## START
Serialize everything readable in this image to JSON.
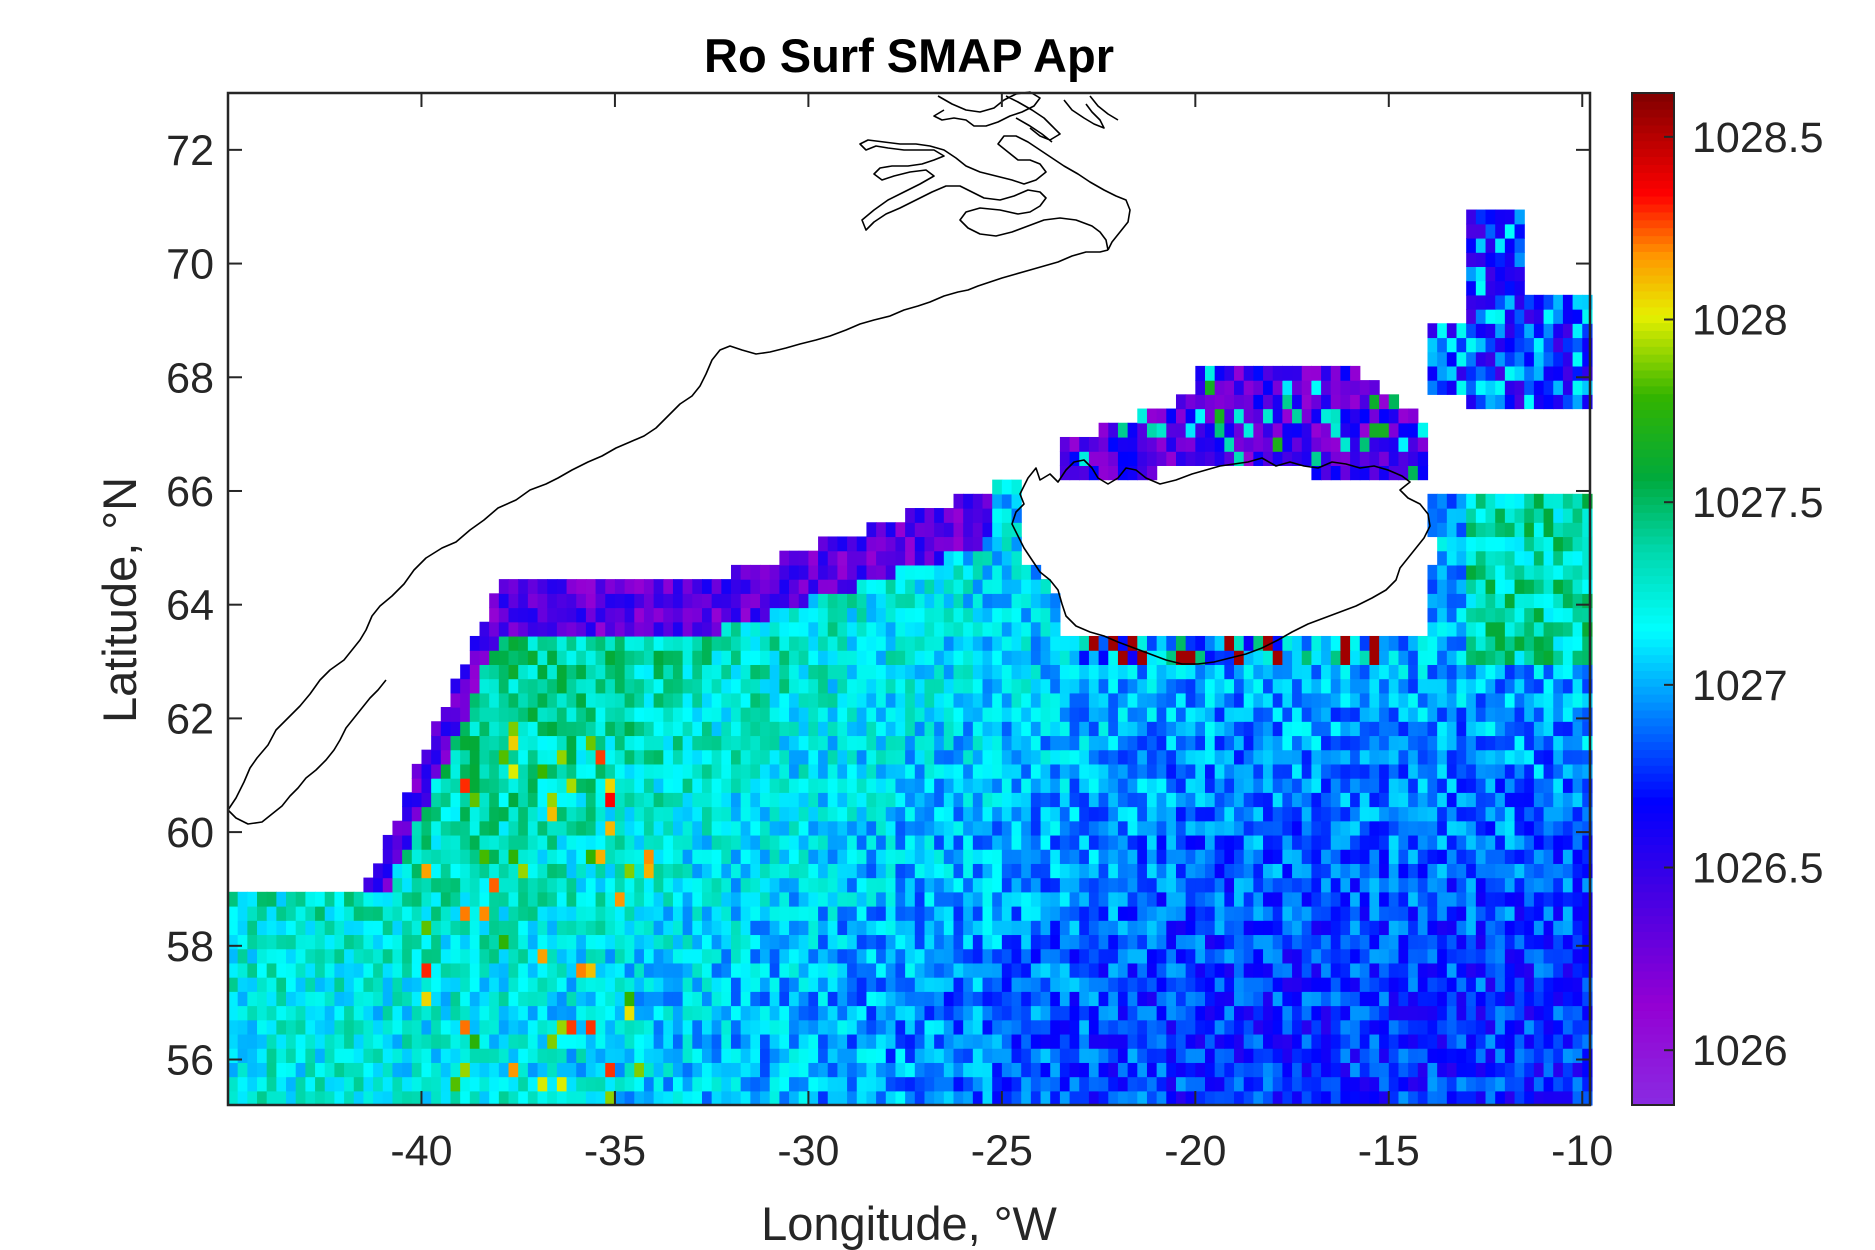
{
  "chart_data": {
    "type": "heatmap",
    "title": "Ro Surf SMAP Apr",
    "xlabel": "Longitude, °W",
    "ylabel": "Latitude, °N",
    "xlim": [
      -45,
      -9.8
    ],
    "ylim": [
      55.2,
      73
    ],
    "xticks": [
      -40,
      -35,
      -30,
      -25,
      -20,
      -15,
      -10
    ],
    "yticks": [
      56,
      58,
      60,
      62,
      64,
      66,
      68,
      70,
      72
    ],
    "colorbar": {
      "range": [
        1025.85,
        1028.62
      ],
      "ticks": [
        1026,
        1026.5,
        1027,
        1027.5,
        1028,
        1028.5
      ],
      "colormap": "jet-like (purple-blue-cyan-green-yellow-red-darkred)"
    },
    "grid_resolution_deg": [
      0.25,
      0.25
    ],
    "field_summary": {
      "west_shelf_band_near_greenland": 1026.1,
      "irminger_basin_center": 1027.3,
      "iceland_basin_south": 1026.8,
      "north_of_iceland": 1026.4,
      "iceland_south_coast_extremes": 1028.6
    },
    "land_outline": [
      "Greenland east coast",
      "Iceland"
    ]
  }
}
## END
EXERCISE DETAILS.
Without the pictures, print the whole listing exactly as given.

WRITTEN SOLUTION.
Serialize everything readable in this image to JSON.
{
  "chart_data": {
    "type": "heatmap",
    "title": "Ro Surf SMAP Apr",
    "xlabel": "Longitude, °W",
    "ylabel": "Latitude, °N",
    "xlim": [
      -45,
      -9.8
    ],
    "ylim": [
      55.2,
      73
    ],
    "xticks": [
      -40,
      -35,
      -30,
      -25,
      -20,
      -15,
      -10
    ],
    "yticks": [
      56,
      58,
      60,
      62,
      64,
      66,
      68,
      70,
      72
    ],
    "colorbar": {
      "range": [
        1025.85,
        1028.62
      ],
      "ticks": [
        1026,
        1026.5,
        1027,
        1027.5,
        1028,
        1028.5
      ],
      "colormap": "jet-like (purple-blue-cyan-green-yellow-red-darkred)"
    },
    "grid_resolution_deg": [
      0.25,
      0.25
    ],
    "field_summary": {
      "west_shelf_band_near_greenland": 1026.1,
      "irminger_basin_center": 1027.3,
      "iceland_basin_south": 1026.8,
      "north_of_iceland": 1026.4,
      "iceland_south_coast_extremes": 1028.6
    },
    "land_outline": [
      "Greenland east coast",
      "Iceland"
    ]
  }
}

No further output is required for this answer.